→ Work instructions:
Filter the entries below, keeping only lines with the word "Semiconductor".

Rows from a dataset
-- -- --

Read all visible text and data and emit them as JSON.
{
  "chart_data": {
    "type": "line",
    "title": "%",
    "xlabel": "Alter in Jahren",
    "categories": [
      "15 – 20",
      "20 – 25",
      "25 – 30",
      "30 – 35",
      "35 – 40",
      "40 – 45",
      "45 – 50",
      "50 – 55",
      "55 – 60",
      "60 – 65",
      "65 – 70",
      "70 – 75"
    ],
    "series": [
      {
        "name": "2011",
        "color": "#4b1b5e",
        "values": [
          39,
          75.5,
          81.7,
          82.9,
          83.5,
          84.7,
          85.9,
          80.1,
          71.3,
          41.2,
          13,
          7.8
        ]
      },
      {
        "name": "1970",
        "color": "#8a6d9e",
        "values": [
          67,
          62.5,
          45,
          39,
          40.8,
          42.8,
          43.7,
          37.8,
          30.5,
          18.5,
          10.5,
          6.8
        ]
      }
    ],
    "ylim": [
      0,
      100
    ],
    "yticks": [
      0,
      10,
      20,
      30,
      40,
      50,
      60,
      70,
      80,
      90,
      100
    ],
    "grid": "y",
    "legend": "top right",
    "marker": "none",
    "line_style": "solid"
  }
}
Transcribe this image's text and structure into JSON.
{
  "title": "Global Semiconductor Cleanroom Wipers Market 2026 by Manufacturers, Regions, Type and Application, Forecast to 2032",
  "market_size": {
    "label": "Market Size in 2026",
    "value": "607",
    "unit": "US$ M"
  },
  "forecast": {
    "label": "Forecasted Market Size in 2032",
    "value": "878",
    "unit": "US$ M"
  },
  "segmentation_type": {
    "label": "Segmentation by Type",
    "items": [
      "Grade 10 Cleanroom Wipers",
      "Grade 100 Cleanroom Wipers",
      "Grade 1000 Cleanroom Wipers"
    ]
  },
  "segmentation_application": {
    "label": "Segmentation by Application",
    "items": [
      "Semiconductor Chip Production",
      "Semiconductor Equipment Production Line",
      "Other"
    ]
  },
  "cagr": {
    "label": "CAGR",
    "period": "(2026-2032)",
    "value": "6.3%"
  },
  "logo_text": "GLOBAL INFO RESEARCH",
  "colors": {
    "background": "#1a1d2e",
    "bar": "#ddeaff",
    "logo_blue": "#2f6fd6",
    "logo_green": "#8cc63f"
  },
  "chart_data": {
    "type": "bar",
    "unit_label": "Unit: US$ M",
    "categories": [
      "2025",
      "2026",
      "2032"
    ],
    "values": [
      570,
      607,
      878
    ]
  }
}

-- -- --

→ Solution:
  "title": "Global Semiconductor Cleanroom Wipers Market 2026 by Manufacturers, Regions, Type and Application, Forecast to 2032",
      "Semiconductor Chip Production",
      "Semiconductor Equipment Production Line",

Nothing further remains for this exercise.